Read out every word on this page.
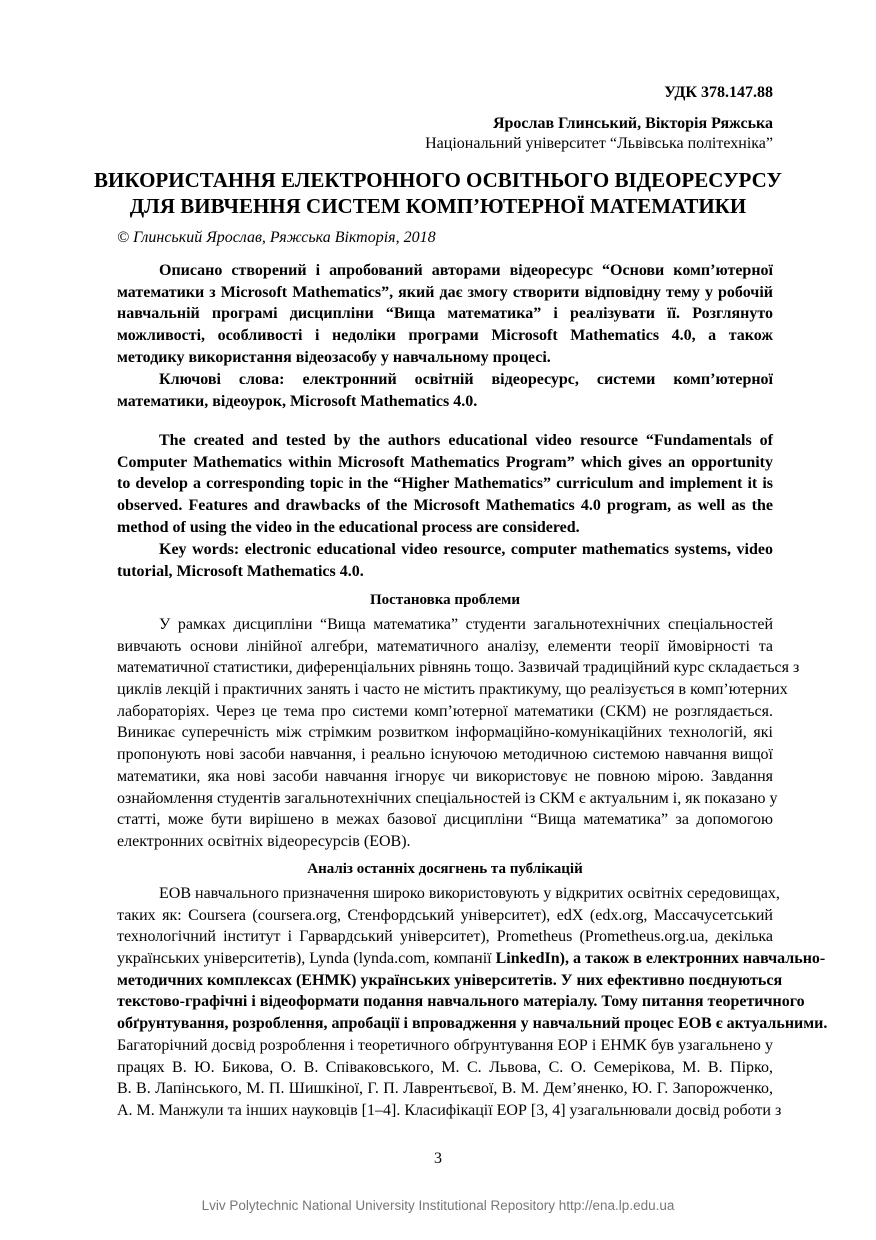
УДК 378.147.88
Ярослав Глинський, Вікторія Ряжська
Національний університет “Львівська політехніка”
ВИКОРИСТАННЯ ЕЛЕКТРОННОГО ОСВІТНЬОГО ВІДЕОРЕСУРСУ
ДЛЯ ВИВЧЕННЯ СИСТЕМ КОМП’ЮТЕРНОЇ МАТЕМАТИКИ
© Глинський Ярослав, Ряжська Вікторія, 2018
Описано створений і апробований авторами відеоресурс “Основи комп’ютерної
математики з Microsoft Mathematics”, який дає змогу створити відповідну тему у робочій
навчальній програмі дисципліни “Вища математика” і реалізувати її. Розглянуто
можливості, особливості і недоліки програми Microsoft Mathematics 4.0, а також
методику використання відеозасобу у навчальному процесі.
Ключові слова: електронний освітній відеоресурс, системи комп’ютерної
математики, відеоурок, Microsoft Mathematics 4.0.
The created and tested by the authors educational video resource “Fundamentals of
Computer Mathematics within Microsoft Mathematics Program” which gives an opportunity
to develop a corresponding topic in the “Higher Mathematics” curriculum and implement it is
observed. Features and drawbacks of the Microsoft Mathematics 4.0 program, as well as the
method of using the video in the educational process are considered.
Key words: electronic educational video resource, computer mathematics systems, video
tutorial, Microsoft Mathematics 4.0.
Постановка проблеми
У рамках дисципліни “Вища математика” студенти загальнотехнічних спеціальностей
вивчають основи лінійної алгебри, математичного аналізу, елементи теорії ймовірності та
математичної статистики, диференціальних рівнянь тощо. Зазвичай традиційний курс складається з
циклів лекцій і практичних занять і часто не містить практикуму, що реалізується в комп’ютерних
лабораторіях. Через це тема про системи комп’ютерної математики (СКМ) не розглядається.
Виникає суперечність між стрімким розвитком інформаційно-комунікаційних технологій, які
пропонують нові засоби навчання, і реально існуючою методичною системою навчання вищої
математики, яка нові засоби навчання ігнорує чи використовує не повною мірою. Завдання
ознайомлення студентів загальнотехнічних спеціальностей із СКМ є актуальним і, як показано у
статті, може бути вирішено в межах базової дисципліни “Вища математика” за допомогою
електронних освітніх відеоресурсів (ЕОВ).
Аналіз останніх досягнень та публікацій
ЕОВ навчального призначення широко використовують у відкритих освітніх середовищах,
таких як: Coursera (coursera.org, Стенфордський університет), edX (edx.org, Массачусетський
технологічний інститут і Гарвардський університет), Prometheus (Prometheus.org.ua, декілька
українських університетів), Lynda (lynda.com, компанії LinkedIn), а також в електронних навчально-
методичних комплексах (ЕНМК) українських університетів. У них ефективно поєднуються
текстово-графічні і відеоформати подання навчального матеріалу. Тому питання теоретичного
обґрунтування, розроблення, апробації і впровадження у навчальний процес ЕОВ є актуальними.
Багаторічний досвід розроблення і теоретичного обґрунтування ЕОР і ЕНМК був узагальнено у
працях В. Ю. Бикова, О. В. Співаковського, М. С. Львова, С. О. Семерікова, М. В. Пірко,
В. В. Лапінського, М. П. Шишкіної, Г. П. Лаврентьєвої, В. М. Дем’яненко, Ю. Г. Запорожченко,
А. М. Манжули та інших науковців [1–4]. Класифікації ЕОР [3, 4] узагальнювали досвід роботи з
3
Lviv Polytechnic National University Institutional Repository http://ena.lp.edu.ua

▸ TASK STATEMENT:
From the records above, pull out every line containing the word "електронних".

▸ REPLY TO THE EXERCISE:
електронних освітніх відеоресурсів (ЕОВ).
українських університетів), Lynda (lynda.com, компанії LinkedIn), а також в електронних навчально-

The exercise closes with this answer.